═══ THE DATA
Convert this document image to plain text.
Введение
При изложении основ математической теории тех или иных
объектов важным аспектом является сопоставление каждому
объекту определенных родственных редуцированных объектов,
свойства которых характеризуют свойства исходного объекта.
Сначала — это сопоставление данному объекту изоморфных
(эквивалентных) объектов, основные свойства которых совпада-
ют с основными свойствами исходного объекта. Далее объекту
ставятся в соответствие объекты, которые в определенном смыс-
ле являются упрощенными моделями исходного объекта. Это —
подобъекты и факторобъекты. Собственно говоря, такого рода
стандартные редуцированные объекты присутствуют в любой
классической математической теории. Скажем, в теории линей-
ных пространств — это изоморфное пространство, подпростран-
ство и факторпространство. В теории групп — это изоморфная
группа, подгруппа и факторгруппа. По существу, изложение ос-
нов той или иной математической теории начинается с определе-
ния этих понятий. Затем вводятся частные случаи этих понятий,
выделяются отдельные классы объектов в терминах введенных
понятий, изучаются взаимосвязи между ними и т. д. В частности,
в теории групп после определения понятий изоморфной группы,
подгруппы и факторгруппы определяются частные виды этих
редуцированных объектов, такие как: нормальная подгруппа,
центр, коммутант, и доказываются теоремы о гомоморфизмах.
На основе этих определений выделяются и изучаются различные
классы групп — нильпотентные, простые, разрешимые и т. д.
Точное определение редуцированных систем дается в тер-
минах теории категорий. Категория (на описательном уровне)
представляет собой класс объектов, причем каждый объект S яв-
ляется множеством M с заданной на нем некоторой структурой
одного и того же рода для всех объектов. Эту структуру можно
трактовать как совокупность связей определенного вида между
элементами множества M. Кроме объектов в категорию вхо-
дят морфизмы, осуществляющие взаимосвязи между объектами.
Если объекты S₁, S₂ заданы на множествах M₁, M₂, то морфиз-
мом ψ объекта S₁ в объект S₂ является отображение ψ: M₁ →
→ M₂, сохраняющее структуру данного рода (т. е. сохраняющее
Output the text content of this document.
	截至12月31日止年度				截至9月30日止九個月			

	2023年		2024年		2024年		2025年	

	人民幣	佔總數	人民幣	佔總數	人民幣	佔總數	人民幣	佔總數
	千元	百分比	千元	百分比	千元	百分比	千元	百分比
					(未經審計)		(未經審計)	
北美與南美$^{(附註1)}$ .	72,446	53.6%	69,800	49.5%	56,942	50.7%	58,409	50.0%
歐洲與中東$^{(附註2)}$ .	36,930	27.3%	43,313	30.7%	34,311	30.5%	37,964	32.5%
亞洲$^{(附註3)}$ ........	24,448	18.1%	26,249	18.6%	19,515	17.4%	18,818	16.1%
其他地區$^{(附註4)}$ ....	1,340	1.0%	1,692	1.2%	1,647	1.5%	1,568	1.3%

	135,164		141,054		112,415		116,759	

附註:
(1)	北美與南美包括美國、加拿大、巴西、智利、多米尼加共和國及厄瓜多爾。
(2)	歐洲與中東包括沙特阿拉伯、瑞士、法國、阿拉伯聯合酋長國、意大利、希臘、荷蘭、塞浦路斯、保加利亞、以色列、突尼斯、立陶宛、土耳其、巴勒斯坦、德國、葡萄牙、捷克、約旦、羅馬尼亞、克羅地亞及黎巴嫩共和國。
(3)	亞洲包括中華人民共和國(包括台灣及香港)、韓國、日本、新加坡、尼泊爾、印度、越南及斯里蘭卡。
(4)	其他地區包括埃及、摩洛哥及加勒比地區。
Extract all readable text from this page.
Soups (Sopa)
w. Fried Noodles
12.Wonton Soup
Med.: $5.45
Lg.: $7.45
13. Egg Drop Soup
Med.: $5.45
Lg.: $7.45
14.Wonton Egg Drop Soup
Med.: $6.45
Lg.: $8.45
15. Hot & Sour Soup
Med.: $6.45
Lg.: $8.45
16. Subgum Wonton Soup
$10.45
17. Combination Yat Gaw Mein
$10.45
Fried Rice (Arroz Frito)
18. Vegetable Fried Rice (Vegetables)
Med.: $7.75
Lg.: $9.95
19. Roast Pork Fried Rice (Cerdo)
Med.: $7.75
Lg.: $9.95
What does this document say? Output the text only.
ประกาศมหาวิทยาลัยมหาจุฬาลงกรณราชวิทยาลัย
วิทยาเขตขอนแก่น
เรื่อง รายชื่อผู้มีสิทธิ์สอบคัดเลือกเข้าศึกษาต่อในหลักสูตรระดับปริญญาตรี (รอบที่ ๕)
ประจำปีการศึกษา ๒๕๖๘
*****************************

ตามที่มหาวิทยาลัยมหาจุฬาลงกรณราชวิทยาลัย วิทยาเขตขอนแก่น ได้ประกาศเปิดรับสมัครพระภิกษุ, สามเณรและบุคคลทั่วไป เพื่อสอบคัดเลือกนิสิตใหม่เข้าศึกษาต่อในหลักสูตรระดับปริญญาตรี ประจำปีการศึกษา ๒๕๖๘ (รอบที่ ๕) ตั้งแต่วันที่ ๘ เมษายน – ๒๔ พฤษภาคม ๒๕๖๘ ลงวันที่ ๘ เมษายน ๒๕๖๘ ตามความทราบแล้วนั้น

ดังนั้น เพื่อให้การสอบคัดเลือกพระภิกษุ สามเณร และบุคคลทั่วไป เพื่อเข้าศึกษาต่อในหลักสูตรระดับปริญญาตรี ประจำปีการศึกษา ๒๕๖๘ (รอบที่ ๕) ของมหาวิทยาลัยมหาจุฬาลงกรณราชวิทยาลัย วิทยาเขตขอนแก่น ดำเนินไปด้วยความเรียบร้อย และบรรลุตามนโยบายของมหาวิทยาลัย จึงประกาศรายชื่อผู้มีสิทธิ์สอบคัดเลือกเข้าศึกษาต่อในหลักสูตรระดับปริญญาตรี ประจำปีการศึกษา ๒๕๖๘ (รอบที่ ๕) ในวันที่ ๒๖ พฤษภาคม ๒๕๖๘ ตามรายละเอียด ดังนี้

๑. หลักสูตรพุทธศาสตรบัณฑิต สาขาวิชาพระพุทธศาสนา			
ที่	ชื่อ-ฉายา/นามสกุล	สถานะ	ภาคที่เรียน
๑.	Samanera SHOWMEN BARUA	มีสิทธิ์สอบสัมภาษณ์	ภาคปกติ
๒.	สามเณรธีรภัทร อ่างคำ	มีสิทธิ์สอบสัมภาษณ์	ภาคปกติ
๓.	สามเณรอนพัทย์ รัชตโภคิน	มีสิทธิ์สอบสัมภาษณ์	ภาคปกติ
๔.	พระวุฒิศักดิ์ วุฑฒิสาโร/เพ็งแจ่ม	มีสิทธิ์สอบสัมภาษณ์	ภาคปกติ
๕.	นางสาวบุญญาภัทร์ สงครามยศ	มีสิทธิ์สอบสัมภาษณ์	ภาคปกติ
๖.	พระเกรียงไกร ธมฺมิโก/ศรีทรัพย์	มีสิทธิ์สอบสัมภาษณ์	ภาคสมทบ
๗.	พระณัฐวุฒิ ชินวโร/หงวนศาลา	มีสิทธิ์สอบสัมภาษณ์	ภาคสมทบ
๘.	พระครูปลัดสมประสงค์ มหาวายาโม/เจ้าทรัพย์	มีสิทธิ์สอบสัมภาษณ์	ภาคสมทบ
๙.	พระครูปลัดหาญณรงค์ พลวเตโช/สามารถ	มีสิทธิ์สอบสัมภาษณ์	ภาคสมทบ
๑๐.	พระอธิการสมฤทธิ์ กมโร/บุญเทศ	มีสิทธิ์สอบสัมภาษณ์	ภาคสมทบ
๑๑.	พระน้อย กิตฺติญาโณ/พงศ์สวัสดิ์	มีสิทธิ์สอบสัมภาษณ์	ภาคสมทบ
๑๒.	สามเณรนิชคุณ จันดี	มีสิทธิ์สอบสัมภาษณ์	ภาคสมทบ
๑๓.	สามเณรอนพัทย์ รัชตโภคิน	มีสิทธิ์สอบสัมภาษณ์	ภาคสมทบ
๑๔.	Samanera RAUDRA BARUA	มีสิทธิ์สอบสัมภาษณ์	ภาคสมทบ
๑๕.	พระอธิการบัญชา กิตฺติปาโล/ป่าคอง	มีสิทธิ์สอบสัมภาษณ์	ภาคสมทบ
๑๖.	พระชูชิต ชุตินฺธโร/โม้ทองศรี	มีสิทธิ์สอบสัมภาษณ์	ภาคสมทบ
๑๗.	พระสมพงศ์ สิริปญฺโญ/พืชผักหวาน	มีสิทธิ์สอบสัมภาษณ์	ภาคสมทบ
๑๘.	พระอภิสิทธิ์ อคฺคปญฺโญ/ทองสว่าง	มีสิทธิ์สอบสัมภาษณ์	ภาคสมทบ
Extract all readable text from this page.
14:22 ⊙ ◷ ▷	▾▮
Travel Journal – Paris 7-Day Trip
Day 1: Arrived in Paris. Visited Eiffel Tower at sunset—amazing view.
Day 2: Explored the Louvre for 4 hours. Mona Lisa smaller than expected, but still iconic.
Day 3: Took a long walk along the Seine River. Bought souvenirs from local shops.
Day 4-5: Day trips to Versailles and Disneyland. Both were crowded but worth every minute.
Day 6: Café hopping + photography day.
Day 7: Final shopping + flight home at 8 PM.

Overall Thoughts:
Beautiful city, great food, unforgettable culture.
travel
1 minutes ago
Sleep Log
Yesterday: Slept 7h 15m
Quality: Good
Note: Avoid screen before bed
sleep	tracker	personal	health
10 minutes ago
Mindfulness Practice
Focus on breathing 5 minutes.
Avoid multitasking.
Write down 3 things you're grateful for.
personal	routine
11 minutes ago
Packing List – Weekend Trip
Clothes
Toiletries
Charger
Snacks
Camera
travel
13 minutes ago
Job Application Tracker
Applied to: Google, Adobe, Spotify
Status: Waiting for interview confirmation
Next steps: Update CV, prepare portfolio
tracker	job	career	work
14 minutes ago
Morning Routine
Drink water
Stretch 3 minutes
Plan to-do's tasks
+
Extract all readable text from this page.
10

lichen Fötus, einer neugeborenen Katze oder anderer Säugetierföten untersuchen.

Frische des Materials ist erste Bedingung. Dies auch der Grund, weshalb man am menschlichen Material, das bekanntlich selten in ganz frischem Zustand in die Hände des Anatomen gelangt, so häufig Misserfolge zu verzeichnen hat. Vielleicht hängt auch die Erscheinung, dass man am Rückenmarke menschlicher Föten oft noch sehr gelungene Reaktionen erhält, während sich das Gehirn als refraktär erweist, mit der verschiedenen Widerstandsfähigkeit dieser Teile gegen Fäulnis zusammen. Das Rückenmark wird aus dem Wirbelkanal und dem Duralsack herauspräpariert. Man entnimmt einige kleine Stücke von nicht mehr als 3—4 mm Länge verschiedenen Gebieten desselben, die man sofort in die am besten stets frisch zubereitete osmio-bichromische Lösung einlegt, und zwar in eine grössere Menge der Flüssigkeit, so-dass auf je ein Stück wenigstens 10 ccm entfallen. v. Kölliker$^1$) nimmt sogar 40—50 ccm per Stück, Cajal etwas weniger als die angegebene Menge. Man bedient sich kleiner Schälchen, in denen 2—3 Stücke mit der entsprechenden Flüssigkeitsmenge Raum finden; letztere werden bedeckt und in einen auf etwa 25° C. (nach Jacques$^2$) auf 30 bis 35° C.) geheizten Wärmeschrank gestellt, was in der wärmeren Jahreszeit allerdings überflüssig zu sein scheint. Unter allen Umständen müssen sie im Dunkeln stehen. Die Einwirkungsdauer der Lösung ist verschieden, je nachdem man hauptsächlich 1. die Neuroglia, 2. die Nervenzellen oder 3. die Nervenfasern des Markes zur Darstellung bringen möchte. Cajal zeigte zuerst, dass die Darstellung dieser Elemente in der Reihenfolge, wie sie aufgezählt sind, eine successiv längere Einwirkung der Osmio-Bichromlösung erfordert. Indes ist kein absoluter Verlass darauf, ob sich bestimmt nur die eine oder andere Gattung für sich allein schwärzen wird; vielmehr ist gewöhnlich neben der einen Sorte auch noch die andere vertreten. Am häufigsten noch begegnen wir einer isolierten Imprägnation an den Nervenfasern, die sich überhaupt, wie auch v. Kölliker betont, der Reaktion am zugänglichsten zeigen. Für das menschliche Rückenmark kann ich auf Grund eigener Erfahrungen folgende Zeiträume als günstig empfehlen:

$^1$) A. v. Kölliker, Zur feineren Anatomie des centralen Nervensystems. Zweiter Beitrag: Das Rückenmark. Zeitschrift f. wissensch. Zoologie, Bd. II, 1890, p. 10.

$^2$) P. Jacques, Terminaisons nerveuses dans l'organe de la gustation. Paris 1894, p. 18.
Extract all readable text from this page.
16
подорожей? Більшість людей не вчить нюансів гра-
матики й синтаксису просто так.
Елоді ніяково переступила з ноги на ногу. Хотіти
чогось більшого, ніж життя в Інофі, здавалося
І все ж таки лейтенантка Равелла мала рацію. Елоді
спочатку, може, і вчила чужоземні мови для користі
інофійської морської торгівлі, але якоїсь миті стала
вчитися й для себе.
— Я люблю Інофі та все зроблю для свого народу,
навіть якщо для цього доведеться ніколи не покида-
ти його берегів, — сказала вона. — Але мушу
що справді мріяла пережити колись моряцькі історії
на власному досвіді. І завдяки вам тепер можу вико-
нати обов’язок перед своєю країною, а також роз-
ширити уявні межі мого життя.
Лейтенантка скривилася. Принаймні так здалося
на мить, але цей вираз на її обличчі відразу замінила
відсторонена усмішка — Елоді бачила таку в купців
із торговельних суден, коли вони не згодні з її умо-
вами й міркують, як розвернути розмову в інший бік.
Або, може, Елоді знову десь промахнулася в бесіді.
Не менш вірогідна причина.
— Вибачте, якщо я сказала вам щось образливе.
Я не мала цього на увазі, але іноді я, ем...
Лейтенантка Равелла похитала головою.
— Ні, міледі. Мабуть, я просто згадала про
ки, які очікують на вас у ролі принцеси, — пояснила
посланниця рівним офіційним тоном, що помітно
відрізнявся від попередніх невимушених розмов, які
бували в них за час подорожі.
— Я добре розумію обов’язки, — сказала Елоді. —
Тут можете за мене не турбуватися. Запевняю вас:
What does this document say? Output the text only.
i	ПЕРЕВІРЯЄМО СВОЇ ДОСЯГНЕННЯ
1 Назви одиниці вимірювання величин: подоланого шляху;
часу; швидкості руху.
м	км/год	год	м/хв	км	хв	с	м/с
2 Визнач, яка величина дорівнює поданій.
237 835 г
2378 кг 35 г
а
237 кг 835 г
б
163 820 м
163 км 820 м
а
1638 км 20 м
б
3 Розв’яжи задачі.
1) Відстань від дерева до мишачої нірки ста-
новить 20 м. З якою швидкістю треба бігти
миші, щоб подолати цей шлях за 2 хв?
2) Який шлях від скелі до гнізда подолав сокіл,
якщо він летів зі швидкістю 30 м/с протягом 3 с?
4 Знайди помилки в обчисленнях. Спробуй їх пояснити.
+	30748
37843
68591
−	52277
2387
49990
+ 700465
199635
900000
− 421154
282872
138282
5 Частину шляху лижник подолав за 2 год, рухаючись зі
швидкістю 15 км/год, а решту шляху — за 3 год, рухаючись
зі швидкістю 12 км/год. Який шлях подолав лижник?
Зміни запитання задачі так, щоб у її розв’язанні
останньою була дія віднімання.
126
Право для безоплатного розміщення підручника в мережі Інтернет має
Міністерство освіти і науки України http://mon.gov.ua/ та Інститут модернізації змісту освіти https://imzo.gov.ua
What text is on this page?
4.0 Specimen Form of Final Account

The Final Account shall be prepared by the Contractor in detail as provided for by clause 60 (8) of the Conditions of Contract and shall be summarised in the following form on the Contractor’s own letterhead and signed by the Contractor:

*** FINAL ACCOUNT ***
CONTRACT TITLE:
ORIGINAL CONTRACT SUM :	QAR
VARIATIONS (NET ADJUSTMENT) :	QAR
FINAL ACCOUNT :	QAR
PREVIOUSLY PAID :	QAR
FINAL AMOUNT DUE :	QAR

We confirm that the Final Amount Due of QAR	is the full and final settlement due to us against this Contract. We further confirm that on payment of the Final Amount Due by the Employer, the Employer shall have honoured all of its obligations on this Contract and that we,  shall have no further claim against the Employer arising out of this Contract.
══════
▸ SET EXERCISE: Report each line in the data that holds the word "сказала".

▸ SOLUTION FOR THIS PROBLEM:
ти його берегів, — сказала вона. — Але мушу
— Вибачте, якщо я сказала вам щось образливе.
— Я добре розумію обов’язки, — сказала Елоді. —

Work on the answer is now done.